::: Supplied records :::

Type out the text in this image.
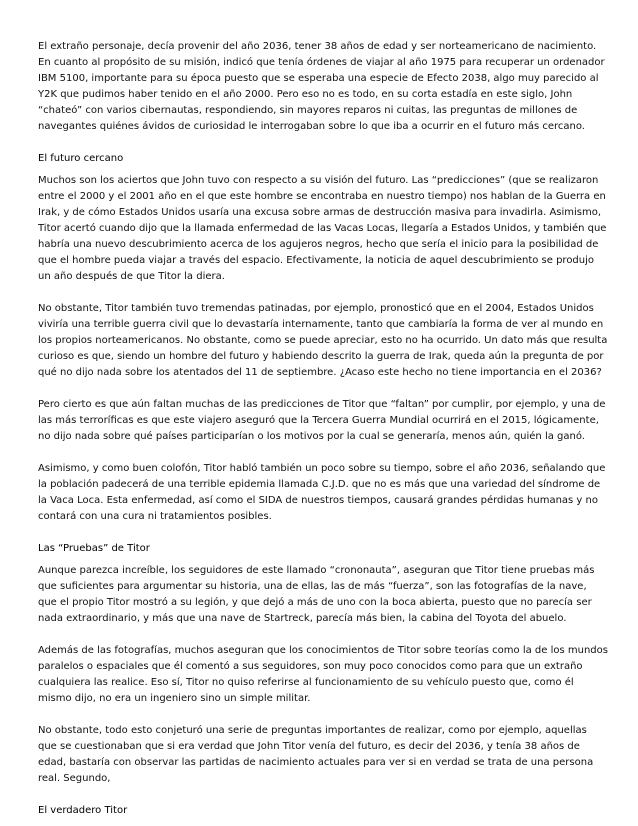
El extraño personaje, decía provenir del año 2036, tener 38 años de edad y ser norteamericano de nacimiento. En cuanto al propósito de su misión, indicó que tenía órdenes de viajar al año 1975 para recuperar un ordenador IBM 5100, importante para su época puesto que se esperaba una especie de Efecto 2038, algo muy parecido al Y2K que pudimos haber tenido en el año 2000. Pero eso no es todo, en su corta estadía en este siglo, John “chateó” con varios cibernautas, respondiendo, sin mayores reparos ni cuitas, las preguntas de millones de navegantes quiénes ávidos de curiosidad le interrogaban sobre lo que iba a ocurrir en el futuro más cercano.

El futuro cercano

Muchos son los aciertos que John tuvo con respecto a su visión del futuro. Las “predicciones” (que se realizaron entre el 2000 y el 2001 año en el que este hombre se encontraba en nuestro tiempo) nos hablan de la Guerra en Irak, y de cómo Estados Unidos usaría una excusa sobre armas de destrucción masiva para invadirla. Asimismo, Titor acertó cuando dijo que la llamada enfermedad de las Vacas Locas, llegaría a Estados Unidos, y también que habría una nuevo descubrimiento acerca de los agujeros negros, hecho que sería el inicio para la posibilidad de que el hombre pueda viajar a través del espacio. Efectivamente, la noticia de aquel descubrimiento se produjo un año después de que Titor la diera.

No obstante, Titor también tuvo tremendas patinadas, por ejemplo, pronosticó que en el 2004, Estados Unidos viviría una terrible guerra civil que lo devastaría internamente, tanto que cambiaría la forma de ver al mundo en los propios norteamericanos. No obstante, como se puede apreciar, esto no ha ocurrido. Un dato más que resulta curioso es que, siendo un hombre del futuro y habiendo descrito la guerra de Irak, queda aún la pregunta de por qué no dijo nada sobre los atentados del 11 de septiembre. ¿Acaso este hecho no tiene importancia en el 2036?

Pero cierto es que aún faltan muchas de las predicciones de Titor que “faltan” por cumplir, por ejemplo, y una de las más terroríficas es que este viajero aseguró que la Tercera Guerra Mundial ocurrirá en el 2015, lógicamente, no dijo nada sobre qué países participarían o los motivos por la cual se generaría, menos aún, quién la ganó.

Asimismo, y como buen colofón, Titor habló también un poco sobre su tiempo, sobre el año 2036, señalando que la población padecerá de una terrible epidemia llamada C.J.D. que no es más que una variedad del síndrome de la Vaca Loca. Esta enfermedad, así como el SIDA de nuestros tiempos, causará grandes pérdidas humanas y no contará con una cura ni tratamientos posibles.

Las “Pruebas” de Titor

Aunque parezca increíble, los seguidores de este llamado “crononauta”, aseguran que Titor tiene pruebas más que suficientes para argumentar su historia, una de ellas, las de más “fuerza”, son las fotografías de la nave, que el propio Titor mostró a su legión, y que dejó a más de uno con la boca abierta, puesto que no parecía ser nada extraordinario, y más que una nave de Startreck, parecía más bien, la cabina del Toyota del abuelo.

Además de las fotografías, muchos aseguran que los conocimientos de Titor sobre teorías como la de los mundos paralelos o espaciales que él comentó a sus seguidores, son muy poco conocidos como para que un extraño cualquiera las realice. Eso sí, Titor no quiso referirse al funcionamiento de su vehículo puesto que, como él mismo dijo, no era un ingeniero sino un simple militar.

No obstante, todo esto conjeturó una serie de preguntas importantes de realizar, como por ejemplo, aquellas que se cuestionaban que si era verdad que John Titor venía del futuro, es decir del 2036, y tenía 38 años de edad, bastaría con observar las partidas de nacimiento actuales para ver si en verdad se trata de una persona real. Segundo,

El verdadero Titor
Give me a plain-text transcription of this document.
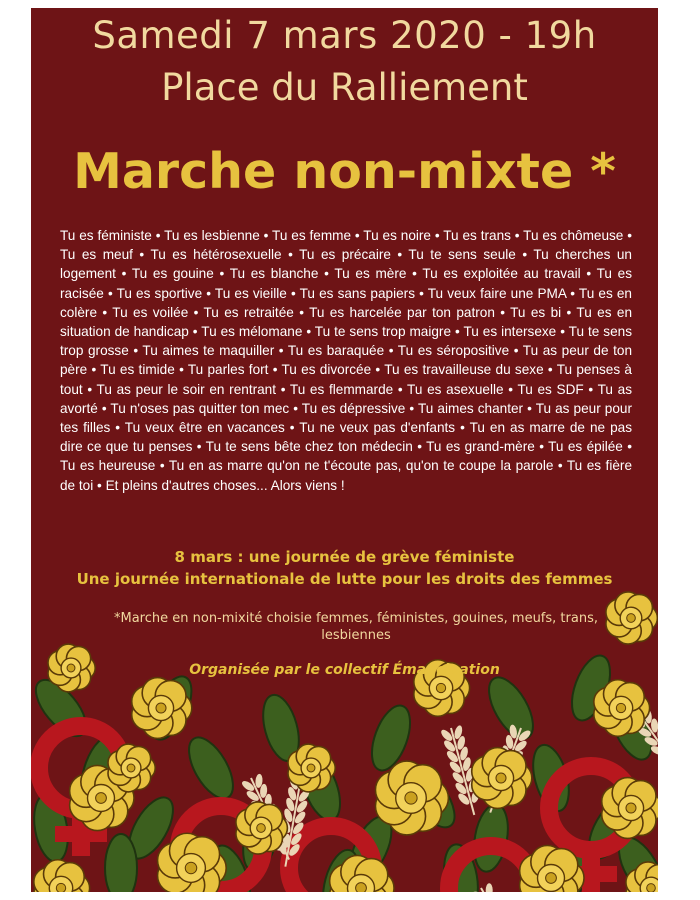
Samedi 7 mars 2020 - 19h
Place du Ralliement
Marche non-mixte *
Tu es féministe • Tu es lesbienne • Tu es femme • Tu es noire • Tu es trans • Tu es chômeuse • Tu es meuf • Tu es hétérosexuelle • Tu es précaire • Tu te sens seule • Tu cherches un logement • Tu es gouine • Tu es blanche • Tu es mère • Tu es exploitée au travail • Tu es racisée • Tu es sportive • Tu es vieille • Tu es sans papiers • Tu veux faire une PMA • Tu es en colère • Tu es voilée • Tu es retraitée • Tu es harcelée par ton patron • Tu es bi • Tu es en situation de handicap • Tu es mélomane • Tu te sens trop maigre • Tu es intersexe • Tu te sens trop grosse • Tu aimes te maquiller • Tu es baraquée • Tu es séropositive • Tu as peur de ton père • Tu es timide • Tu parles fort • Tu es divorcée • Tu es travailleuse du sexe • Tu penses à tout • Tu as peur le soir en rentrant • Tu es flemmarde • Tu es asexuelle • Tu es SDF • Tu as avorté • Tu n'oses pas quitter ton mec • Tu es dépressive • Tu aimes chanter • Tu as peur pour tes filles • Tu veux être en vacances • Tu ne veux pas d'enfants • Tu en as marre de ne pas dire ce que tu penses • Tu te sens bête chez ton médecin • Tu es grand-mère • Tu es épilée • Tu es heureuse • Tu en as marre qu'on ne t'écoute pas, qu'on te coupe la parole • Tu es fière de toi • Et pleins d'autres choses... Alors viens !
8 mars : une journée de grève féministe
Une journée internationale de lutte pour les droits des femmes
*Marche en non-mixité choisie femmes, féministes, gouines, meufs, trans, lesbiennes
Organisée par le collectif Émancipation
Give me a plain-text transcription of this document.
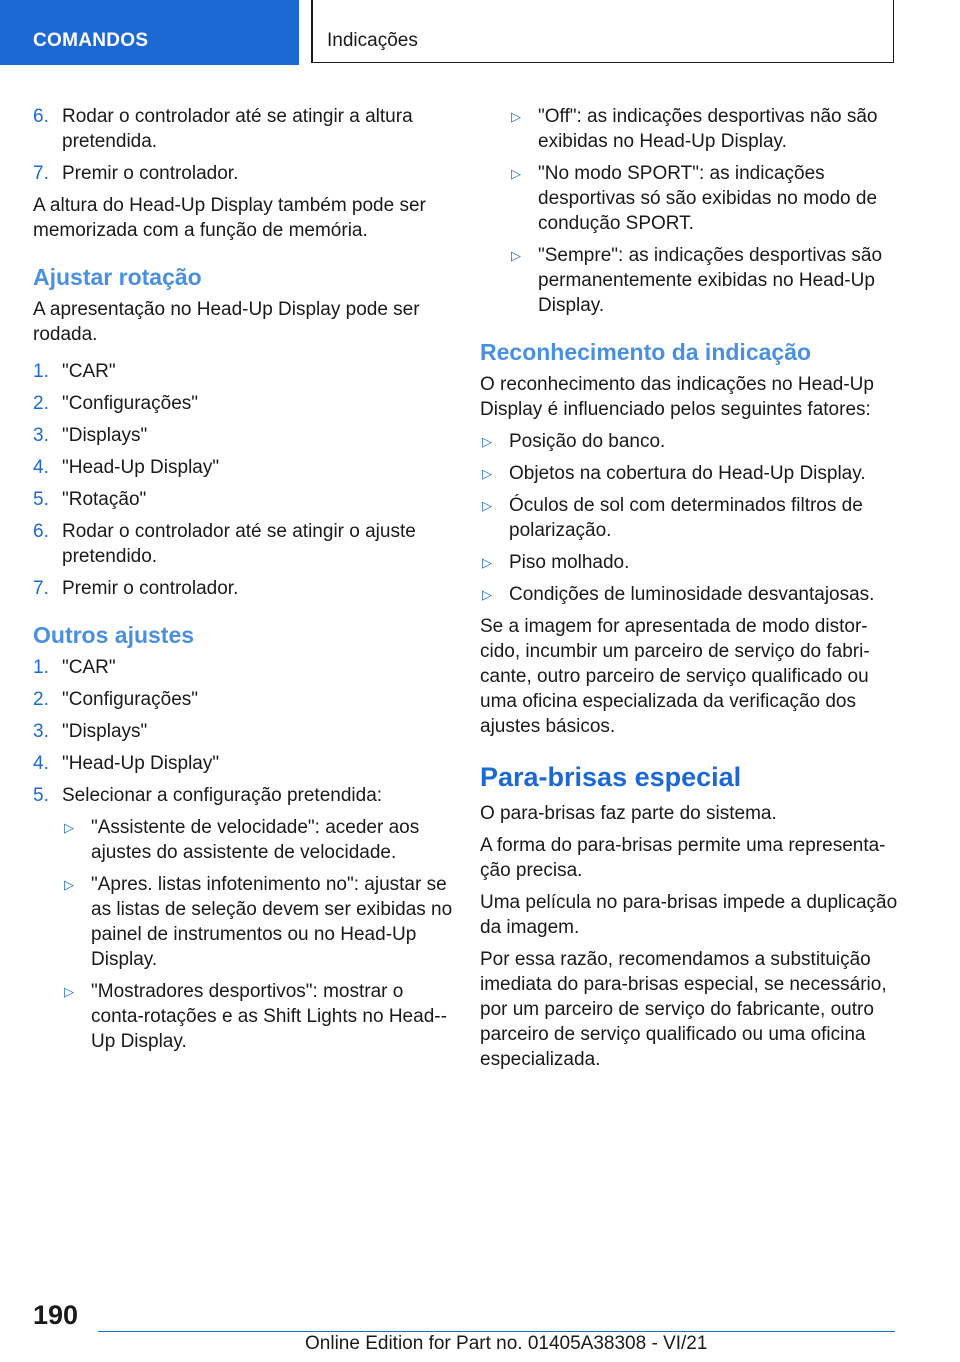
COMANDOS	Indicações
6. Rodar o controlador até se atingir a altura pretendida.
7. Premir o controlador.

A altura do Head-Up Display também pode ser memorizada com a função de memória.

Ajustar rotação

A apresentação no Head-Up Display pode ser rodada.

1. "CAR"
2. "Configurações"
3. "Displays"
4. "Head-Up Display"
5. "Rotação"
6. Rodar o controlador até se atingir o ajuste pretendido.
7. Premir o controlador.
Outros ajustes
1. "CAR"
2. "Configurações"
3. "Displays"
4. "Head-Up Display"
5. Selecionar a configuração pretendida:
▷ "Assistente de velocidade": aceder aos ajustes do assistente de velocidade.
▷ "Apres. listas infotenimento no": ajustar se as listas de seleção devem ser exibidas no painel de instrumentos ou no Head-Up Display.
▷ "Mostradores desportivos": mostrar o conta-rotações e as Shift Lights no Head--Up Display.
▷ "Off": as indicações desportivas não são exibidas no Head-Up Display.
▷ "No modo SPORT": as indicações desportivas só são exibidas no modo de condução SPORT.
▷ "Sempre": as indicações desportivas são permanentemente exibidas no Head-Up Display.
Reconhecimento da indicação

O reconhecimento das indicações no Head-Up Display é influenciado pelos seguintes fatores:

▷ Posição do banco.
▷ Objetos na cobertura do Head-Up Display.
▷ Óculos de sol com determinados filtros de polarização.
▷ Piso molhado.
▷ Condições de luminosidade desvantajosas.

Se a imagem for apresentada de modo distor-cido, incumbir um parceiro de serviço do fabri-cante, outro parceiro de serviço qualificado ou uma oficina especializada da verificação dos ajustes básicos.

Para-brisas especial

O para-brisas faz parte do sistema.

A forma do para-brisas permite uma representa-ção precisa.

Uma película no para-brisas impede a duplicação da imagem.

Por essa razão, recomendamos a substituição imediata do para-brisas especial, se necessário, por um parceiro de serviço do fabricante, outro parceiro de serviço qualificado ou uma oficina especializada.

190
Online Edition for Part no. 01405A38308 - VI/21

:::
::: Supplied records :::

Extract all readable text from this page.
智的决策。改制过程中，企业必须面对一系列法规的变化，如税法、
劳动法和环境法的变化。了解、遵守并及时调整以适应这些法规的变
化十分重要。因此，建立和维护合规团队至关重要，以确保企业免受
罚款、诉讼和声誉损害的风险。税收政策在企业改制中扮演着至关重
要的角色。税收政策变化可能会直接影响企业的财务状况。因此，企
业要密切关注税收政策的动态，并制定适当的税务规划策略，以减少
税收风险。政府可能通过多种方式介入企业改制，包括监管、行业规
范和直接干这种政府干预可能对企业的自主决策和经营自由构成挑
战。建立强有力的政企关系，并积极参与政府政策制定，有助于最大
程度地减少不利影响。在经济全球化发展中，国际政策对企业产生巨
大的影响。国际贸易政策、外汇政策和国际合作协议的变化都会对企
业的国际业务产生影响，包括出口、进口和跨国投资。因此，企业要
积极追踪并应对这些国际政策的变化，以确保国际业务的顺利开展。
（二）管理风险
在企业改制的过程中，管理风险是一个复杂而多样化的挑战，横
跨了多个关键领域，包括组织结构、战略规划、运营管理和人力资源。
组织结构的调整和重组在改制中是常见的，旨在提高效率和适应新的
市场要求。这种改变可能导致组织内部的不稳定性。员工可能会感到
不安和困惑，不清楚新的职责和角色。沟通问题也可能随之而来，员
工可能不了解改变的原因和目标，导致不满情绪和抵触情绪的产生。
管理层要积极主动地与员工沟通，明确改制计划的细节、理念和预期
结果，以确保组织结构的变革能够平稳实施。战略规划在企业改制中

:::

Exercise objective: Each line in the data that holds the string "nacimiento" should be found and copied.

Solution below:
El extraño personaje, decía provenir del año 2036, tener 38 años de edad y ser norteamericano de nacimiento. En cuanto al propósito de su misión, indicó que tenía órdenes de viajar al año 1975 para recuperar un ordenador IBM 5100, importante para su época puesto que se esperaba una especie de Efecto 2038, algo muy parecido al Y2K que pudimos haber tenido en el año 2000. Pero eso no es todo, en su corta estadía en este siglo, John “chateó” con varios cibernautas, respondiendo, sin mayores reparos ni cuitas, las preguntas de millones de navegantes quiénes ávidos de curiosidad le interrogaban sobre lo que iba a ocurrir en el futuro más cercano.
No obstante, todo esto conjeturó una serie de preguntas importantes de realizar, como por ejemplo, aquellas que se cuestionaban que si era verdad que John Titor venía del futuro, es decir del 2036, y tenía 38 años de edad, bastaría con observar las partidas de nacimiento actuales para ver si en verdad se trata de una persona real. Segundo,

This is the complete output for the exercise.